▶ **REQUIREMENTS**: Using the listing below, select the lines with the word "reaction" and copy them.

▶ **RECORDS SHOWN**:
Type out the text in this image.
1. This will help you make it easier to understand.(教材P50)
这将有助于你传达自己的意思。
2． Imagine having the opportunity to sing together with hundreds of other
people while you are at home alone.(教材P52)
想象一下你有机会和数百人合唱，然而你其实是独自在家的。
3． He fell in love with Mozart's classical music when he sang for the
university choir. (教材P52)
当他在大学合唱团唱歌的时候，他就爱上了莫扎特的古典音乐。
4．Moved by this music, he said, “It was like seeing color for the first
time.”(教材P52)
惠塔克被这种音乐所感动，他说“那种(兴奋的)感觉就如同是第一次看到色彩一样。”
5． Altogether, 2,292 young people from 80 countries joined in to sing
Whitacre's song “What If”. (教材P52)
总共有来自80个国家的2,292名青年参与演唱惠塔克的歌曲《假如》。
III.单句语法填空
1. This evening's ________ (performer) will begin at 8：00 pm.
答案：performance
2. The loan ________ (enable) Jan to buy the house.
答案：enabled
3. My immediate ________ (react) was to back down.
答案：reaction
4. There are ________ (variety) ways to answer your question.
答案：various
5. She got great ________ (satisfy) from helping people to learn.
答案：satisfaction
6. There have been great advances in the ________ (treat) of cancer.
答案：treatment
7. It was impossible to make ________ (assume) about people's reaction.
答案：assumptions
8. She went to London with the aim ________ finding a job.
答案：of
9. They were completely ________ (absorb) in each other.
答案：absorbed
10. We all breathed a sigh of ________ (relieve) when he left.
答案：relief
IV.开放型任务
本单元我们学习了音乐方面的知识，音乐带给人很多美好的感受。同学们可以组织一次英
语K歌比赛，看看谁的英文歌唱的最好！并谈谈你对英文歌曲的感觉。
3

...

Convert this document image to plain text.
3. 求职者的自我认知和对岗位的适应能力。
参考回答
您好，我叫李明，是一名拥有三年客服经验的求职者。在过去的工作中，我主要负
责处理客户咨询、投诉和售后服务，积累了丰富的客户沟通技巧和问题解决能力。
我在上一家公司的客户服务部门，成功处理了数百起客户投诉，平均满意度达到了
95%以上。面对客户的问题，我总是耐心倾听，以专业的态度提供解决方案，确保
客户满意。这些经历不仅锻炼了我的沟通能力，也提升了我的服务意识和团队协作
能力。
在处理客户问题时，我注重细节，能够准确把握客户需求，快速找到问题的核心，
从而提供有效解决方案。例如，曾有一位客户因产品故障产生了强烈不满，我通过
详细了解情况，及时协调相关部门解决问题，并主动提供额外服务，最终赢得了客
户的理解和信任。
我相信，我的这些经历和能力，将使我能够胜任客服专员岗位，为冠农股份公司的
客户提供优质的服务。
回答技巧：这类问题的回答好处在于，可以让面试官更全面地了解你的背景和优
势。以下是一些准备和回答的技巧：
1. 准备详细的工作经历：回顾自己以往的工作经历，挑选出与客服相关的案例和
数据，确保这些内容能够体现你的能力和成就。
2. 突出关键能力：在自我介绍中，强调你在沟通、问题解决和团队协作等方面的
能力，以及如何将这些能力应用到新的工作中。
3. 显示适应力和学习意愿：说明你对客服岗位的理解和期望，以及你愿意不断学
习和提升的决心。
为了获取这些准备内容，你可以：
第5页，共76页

▶ **RESPONSE TO THIS TASK**:
答案：reaction
7. It was impossible to make ________ (assume) about people's reaction.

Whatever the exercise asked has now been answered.